Task prompt => Print the entries in full, word for word, but not the pictures.

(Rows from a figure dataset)
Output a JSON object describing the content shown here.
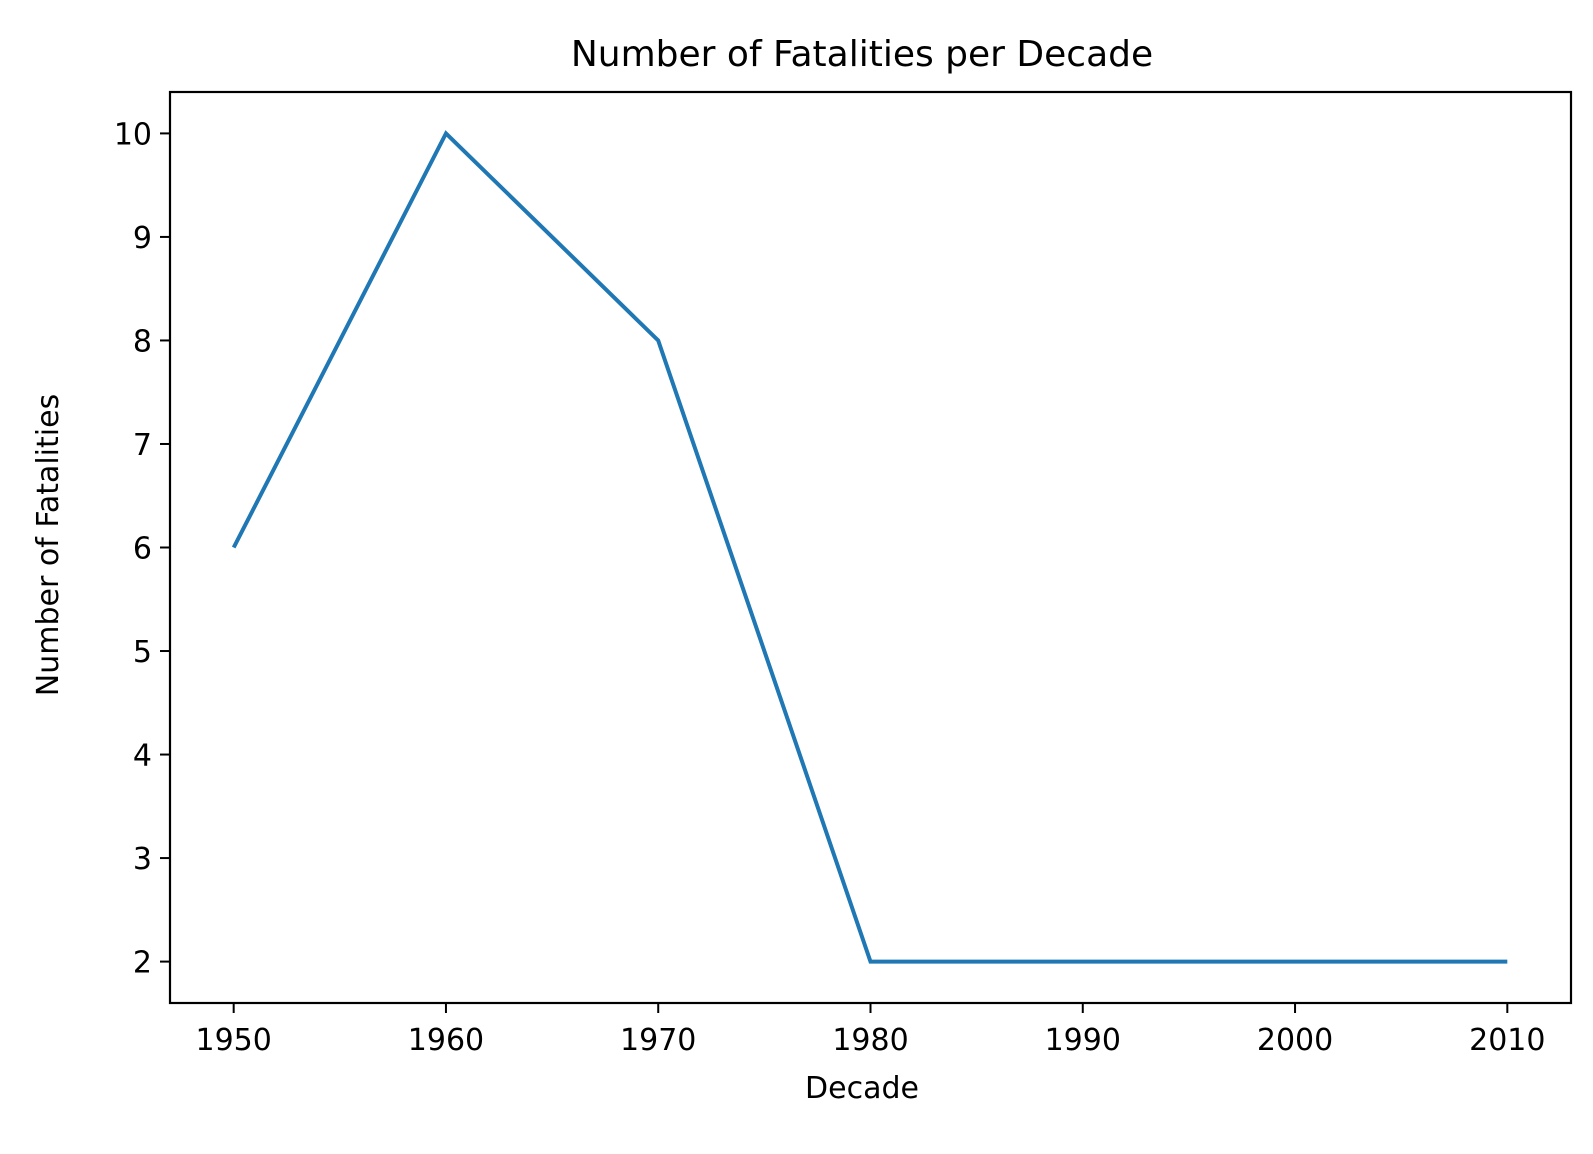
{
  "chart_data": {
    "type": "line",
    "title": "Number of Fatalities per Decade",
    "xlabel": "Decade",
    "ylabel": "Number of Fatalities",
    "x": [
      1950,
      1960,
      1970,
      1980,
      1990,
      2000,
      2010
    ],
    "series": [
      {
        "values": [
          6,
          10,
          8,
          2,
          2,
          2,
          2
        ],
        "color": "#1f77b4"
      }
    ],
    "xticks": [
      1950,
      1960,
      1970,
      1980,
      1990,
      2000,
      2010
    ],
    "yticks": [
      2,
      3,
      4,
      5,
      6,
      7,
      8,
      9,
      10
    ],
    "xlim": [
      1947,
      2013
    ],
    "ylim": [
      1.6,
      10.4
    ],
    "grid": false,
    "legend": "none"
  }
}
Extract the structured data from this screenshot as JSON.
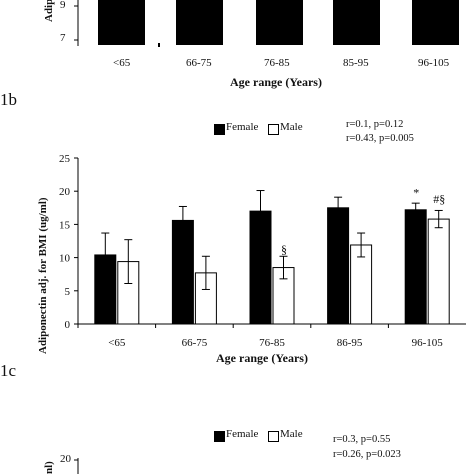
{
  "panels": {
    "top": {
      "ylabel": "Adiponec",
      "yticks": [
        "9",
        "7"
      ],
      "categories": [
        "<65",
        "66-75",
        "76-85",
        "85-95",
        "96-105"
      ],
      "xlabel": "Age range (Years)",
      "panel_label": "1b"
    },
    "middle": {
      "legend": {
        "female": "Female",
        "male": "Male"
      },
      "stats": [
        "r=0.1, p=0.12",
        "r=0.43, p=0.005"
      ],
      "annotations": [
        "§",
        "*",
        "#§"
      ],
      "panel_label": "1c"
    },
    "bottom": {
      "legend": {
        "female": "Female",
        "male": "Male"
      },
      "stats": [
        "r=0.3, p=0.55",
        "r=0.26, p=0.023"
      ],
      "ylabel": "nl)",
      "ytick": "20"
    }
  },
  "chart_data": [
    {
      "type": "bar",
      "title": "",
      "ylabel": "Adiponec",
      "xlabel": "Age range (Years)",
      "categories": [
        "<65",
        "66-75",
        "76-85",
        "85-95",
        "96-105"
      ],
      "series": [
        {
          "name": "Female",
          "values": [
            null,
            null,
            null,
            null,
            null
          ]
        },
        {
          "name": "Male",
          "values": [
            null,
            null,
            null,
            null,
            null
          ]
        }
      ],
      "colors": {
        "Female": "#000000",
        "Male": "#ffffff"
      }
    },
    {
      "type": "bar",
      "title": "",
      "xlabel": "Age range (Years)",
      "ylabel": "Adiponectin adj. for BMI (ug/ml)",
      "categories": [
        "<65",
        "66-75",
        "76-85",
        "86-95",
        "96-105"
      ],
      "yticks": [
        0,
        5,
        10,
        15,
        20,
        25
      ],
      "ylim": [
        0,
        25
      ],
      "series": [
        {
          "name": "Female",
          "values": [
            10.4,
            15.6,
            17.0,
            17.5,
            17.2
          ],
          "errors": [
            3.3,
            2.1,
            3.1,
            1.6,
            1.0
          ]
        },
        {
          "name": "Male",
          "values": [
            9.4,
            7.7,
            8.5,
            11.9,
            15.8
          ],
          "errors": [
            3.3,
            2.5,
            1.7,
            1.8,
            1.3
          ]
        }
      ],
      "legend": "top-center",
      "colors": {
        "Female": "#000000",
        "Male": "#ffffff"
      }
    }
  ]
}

Full answer =>
Output a JSON object describing the content shown here.
{
  "chart_data": {
    "type": "line",
    "title": "Number of Fatalities per Decade",
    "xlabel": "Decade",
    "ylabel": "Number of Fatalities",
    "x": [
      1950,
      1960,
      1970,
      1980,
      1990,
      2000,
      2010
    ],
    "series": [
      {
        "values": [
          6,
          10,
          8,
          2,
          2,
          2,
          2
        ],
        "color": "#1f77b4"
      }
    ],
    "xticks": [
      1950,
      1960,
      1970,
      1980,
      1990,
      2000,
      2010
    ],
    "yticks": [
      2,
      3,
      4,
      5,
      6,
      7,
      8,
      9,
      10
    ],
    "xlim": [
      1947,
      2013
    ],
    "ylim": [
      1.6,
      10.4
    ],
    "grid": false,
    "legend": "none"
  }
}
Extract the structured data from this screenshot as JSON.
{
  "panels": {
    "top": {
      "ylabel": "Adiponec",
      "yticks": [
        "9",
        "7"
      ],
      "categories": [
        "<65",
        "66-75",
        "76-85",
        "85-95",
        "96-105"
      ],
      "xlabel": "Age range (Years)",
      "panel_label": "1b"
    },
    "middle": {
      "legend": {
        "female": "Female",
        "male": "Male"
      },
      "stats": [
        "r=0.1, p=0.12",
        "r=0.43, p=0.005"
      ],
      "annotations": [
        "§",
        "*",
        "#§"
      ],
      "panel_label": "1c"
    },
    "bottom": {
      "legend": {
        "female": "Female",
        "male": "Male"
      },
      "stats": [
        "r=0.3, p=0.55",
        "r=0.26, p=0.023"
      ],
      "ylabel": "nl)",
      "ytick": "20"
    }
  },
  "chart_data": [
    {
      "type": "bar",
      "title": "",
      "ylabel": "Adiponec",
      "xlabel": "Age range (Years)",
      "categories": [
        "<65",
        "66-75",
        "76-85",
        "85-95",
        "96-105"
      ],
      "series": [
        {
          "name": "Female",
          "values": [
            null,
            null,
            null,
            null,
            null
          ]
        },
        {
          "name": "Male",
          "values": [
            null,
            null,
            null,
            null,
            null
          ]
        }
      ],
      "colors": {
        "Female": "#000000",
        "Male": "#ffffff"
      }
    },
    {
      "type": "bar",
      "title": "",
      "xlabel": "Age range (Years)",
      "ylabel": "Adiponectin adj. for BMI (ug/ml)",
      "categories": [
        "<65",
        "66-75",
        "76-85",
        "86-95",
        "96-105"
      ],
      "yticks": [
        0,
        5,
        10,
        15,
        20,
        25
      ],
      "ylim": [
        0,
        25
      ],
      "series": [
        {
          "name": "Female",
          "values": [
            10.4,
            15.6,
            17.0,
            17.5,
            17.2
          ],
          "errors": [
            3.3,
            2.1,
            3.1,
            1.6,
            1.0
          ]
        },
        {
          "name": "Male",
          "values": [
            9.4,
            7.7,
            8.5,
            11.9,
            15.8
          ],
          "errors": [
            3.3,
            2.5,
            1.7,
            1.8,
            1.3
          ]
        }
      ],
      "legend": "top-center",
      "colors": {
        "Female": "#000000",
        "Male": "#ffffff"
      }
    }
  ]
}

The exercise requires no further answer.